--- BEGIN Supplied entries ---

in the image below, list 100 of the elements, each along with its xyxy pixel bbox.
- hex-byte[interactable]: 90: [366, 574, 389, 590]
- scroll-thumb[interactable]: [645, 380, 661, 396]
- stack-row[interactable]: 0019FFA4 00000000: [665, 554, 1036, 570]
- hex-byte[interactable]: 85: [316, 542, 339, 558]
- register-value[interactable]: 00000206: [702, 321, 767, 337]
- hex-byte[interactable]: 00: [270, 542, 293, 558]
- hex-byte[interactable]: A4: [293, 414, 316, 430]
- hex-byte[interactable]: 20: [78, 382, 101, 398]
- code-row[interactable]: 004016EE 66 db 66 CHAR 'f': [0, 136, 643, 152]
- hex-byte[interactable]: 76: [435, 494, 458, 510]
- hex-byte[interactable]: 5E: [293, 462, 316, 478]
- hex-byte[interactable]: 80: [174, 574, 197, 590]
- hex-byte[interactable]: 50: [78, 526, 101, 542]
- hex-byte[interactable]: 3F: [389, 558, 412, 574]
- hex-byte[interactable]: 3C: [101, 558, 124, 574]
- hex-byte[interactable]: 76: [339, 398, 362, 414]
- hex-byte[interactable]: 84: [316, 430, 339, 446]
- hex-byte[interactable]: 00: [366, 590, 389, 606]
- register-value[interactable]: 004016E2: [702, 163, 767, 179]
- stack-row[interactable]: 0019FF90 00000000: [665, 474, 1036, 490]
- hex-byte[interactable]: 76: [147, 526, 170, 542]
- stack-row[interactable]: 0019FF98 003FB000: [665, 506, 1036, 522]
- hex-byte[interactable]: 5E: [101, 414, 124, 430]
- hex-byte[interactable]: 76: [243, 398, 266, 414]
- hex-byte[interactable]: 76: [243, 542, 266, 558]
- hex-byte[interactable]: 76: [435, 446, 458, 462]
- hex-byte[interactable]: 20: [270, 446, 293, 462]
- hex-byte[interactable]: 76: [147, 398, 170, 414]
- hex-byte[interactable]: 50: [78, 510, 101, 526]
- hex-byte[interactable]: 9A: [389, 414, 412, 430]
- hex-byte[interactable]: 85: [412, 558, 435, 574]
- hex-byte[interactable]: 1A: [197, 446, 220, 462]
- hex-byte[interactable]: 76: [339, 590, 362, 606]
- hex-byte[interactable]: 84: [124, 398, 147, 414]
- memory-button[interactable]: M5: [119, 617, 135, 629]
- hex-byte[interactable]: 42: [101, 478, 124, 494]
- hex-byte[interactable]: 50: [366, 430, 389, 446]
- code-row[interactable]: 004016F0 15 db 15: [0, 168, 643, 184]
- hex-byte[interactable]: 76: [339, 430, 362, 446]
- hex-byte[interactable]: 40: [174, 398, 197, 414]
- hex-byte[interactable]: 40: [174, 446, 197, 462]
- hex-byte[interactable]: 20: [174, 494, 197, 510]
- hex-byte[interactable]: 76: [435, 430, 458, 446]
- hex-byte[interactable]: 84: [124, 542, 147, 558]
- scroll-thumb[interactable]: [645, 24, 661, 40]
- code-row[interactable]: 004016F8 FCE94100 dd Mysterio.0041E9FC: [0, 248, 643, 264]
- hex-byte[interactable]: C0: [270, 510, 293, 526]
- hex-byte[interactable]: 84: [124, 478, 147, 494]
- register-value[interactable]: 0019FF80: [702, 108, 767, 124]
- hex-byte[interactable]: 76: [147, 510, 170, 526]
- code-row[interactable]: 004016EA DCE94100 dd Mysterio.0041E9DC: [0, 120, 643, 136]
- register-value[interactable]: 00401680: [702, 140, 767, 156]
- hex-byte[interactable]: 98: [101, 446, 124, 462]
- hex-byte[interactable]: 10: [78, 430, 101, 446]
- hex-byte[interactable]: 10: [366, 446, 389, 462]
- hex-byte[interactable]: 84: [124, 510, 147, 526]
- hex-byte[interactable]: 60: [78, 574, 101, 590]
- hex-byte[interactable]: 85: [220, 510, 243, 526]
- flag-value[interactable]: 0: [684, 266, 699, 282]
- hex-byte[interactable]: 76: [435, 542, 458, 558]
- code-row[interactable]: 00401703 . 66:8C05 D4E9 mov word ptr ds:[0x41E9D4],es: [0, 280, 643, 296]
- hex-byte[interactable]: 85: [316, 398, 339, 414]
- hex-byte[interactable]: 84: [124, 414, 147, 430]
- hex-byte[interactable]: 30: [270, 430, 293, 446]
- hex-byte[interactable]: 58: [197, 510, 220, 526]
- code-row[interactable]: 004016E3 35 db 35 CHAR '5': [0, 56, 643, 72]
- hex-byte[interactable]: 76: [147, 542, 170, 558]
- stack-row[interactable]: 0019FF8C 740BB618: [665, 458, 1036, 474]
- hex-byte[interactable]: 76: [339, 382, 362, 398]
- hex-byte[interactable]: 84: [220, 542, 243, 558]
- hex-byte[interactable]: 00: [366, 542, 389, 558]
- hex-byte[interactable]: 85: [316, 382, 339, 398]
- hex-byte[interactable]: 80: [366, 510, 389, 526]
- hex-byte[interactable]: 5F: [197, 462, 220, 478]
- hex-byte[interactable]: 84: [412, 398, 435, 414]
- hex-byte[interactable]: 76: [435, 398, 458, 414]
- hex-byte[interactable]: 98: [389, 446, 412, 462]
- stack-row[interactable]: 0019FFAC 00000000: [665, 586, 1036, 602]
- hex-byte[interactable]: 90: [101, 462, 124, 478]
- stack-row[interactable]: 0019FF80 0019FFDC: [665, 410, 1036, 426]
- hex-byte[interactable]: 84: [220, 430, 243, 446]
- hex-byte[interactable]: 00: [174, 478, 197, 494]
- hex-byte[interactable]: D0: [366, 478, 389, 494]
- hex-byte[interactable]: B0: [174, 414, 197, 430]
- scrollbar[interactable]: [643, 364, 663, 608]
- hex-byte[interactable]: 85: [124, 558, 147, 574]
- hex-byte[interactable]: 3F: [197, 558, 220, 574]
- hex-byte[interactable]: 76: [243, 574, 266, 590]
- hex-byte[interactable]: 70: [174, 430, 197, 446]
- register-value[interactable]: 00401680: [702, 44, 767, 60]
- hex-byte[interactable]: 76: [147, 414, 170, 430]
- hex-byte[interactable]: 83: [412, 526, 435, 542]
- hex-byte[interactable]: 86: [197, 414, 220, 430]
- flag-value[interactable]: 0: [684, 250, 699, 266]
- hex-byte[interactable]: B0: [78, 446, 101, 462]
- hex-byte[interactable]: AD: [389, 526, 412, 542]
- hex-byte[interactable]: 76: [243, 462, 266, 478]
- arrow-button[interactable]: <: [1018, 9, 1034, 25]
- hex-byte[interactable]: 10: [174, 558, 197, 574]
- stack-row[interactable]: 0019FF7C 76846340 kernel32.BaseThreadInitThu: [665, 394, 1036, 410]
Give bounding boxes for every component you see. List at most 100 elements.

--- END Supplied entries ---
--- BEGIN Supplied entries ---

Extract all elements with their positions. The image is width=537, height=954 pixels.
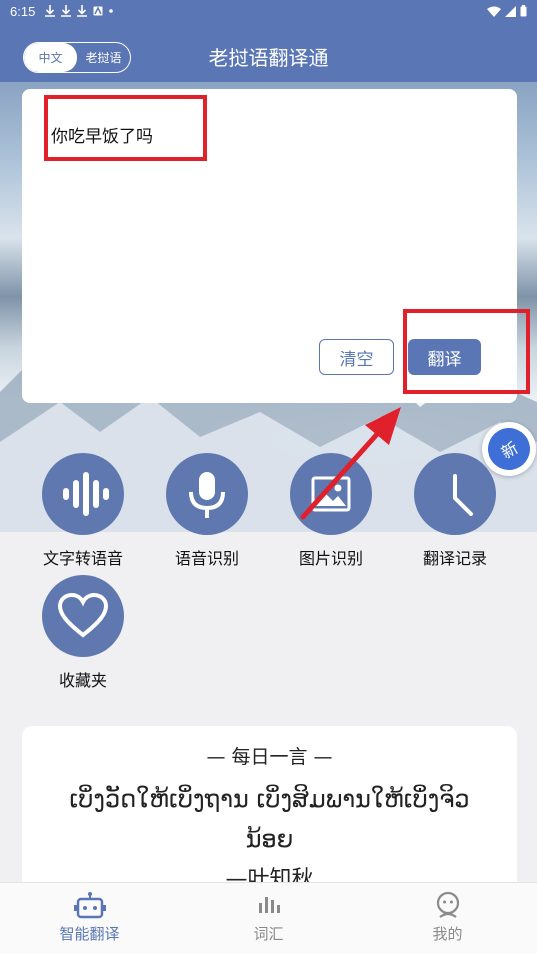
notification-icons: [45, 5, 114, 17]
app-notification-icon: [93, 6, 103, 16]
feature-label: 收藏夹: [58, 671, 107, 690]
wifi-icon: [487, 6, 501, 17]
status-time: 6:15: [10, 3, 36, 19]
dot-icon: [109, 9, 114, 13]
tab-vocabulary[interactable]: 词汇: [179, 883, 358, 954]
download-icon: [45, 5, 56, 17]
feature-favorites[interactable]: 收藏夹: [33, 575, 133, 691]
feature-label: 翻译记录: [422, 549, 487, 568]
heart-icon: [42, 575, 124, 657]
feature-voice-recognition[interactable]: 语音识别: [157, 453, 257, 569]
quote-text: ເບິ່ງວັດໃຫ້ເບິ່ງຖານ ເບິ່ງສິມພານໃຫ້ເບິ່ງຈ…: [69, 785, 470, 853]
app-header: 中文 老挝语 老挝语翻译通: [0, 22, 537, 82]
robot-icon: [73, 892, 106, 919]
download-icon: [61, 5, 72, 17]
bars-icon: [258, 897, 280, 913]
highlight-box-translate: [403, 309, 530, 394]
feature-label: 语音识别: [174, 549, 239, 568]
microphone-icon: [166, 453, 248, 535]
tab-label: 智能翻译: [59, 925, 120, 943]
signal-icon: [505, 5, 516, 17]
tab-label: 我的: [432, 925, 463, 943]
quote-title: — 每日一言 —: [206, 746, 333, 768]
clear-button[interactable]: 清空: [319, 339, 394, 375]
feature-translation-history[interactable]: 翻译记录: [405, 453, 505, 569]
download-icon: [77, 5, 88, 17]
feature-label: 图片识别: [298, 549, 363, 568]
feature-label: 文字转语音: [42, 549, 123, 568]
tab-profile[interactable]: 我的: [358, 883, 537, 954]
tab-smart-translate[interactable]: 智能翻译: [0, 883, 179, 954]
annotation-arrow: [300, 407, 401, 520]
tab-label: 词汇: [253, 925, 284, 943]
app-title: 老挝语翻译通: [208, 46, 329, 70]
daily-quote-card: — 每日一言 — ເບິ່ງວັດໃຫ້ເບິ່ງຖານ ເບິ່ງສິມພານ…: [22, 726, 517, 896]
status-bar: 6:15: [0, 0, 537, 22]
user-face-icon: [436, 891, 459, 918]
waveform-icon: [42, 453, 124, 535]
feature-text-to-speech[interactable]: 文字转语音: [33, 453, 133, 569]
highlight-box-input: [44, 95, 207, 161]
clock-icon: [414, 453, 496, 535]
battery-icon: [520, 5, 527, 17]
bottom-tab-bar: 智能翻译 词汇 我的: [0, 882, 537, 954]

--- END Supplied entries ---

* Task instructions
Copy word for word the lines running from the one with "in the image" through the one with "- stack-row[interactable]: 0019FFA4", including both of those lines.

* Answer to the exercise
in the image below, list 100 of the elements, each along with its xyxy pixel bbox.
- hex-byte[interactable]: 90: [366, 574, 389, 590]
- scroll-thumb[interactable]: [645, 380, 661, 396]
- stack-row[interactable]: 0019FFA4 00000000: [665, 554, 1036, 570]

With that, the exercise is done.